▸ Exercise description
Could you write out all of the data below word for word, leaving the pictures out?
::::
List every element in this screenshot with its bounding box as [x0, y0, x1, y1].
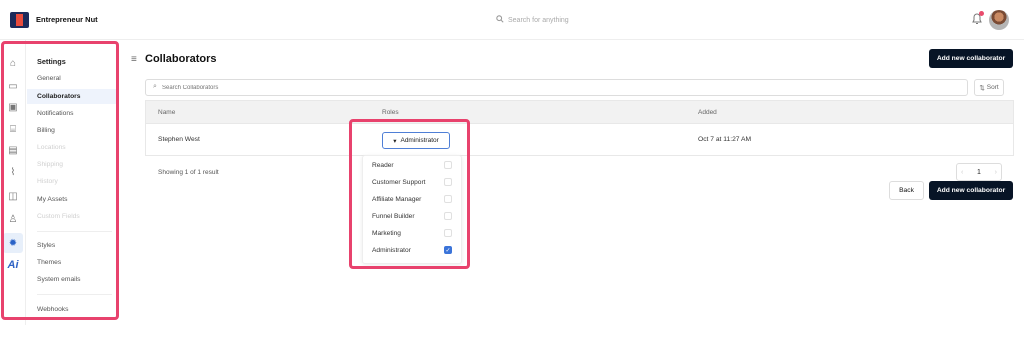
sort-button[interactable]: ⇅ Sort: [974, 79, 1004, 96]
main-content: ≡ Collaborators Add new collaborator ⌕ ⇅…: [118, 40, 1024, 325]
app-title[interactable]: Entrepreneur Nut: [36, 15, 98, 24]
avatar[interactable]: [989, 10, 1009, 30]
sort-icon: ⇅: [979, 84, 985, 92]
collaborator-search-box[interactable]: ⌕: [145, 79, 968, 96]
add-collaborator-bottom-button[interactable]: Add new collaborator: [929, 181, 1013, 200]
global-search[interactable]: Search for anything: [496, 15, 569, 25]
column-header-roles: Roles: [382, 109, 399, 116]
menu-icon[interactable]: ≡: [131, 54, 137, 65]
back-button[interactable]: Back: [889, 181, 924, 200]
current-page[interactable]: 1: [977, 169, 981, 176]
notification-badge: [979, 11, 984, 16]
search-icon: ⌕: [153, 83, 157, 90]
add-collaborator-top-button[interactable]: Add new collaborator: [929, 49, 1013, 68]
column-header-name: Name: [158, 109, 176, 116]
table-row: Stephen West ▾ Administrator Oct 7 at 11…: [145, 123, 1014, 156]
added-date: Oct 7 at 11:27 AM: [698, 136, 752, 143]
sort-label: Sort: [986, 84, 999, 91]
previous-page-button[interactable]: ‹: [961, 169, 963, 176]
column-header-added: Added: [698, 109, 717, 116]
app-logo[interactable]: [10, 12, 29, 28]
next-page-button[interactable]: ›: [995, 169, 997, 176]
collaborator-search-input[interactable]: [162, 82, 462, 93]
roles-highlight-box: [349, 119, 470, 269]
collaborators-settings-page: Entrepreneur Nut Search for anything ⌂ ▭…: [0, 0, 1024, 341]
result-count: Showing 1 of 1 result: [158, 169, 219, 176]
top-bar: Entrepreneur Nut Search for anything: [0, 0, 1024, 40]
bottom-whitespace: [0, 325, 1024, 341]
pagination: ‹ 1 ›: [956, 163, 1002, 181]
global-search-placeholder: Search for anything: [508, 16, 569, 24]
page-title: Collaborators: [145, 53, 217, 65]
sidebar-highlight-box: [1, 41, 119, 320]
search-icon: [496, 15, 504, 25]
collaborator-name: Stephen West: [158, 136, 200, 143]
collaborators-table-header: Name Roles Added: [145, 100, 1014, 123]
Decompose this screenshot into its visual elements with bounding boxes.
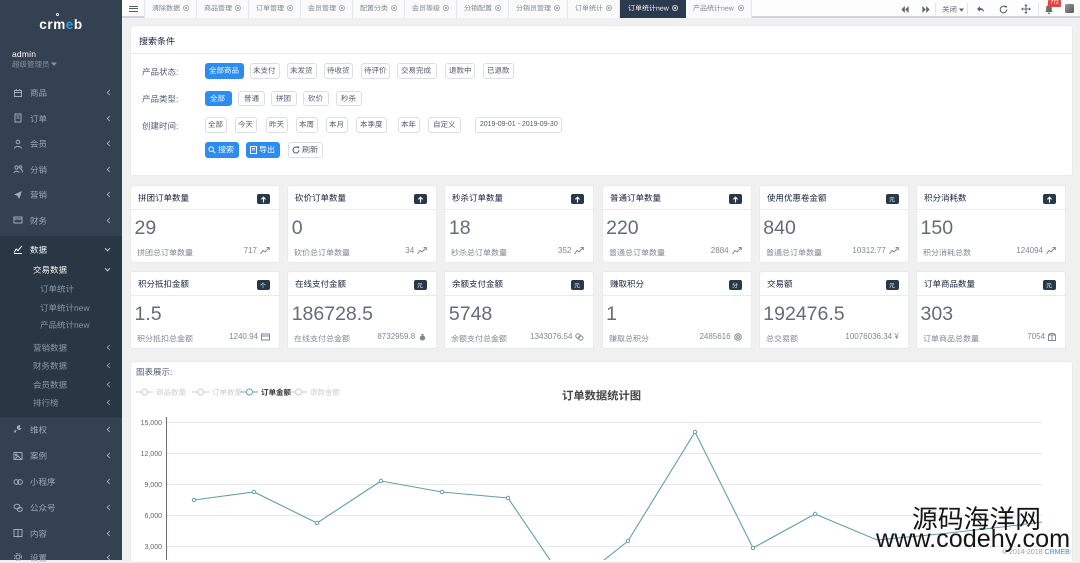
::::
▸ Written reply
List every element in this screenshot with its bounding box as [x0, y0, x1, y1].
sort-button[interactable]: ⇅ Sort: [974, 79, 1004, 96]
main-content: ≡ Collaborators Add new collaborator ⌕ ⇅…: [118, 40, 1024, 325]
app-title[interactable]: Entrepreneur Nut: [36, 15, 98, 24]
avatar[interactable]: [989, 10, 1009, 30]
sort-icon: ⇅: [979, 84, 985, 92]
collaborator-search-box[interactable]: ⌕: [145, 79, 968, 96]
add-collaborator-bottom-button[interactable]: Add new collaborator: [929, 181, 1013, 200]
global-search[interactable]: Search for anything: [496, 15, 569, 25]
column-header-roles: Roles: [382, 109, 399, 116]
menu-icon[interactable]: ≡: [131, 54, 137, 65]
back-button[interactable]: Back: [889, 181, 924, 200]
current-page[interactable]: 1: [977, 169, 981, 176]
notification-badge: [979, 11, 984, 16]
search-icon: ⌕: [153, 83, 157, 90]
add-collaborator-top-button[interactable]: Add new collaborator: [929, 49, 1013, 68]
column-header-name: Name: [158, 109, 176, 116]
table-row: Stephen West ▾ Administrator Oct 7 at 11…: [145, 123, 1014, 156]
added-date: Oct 7 at 11:27 AM: [698, 136, 752, 143]
sort-label: Sort: [986, 84, 999, 91]
previous-page-button[interactable]: ‹: [961, 169, 963, 176]
column-header-added: Added: [698, 109, 717, 116]
app-logo[interactable]: [10, 12, 29, 28]
next-page-button[interactable]: ›: [995, 169, 997, 176]
collaborator-search-input[interactable]: [162, 82, 462, 93]
roles-highlight-box: [349, 119, 470, 269]
collaborators-settings-page: Entrepreneur Nut Search for anything ⌂ ▭…: [0, 0, 1024, 341]
result-count: Showing 1 of 1 result: [158, 169, 219, 176]
top-bar: Entrepreneur Nut Search for anything: [0, 0, 1024, 40]
bottom-whitespace: [0, 325, 1024, 341]
pagination: ‹ 1 ›: [956, 163, 1002, 181]
global-search-placeholder: Search for anything: [508, 16, 569, 24]
page-title: Collaborators: [145, 53, 217, 65]
sidebar-highlight-box: [1, 41, 119, 320]
search-icon: [496, 15, 504, 25]
collaborator-name: Stephen West: [158, 136, 200, 143]
collaborators-table-header: Name Roles Added: [145, 100, 1014, 123]
Decompose this screenshot into its visual elements with bounding boxes.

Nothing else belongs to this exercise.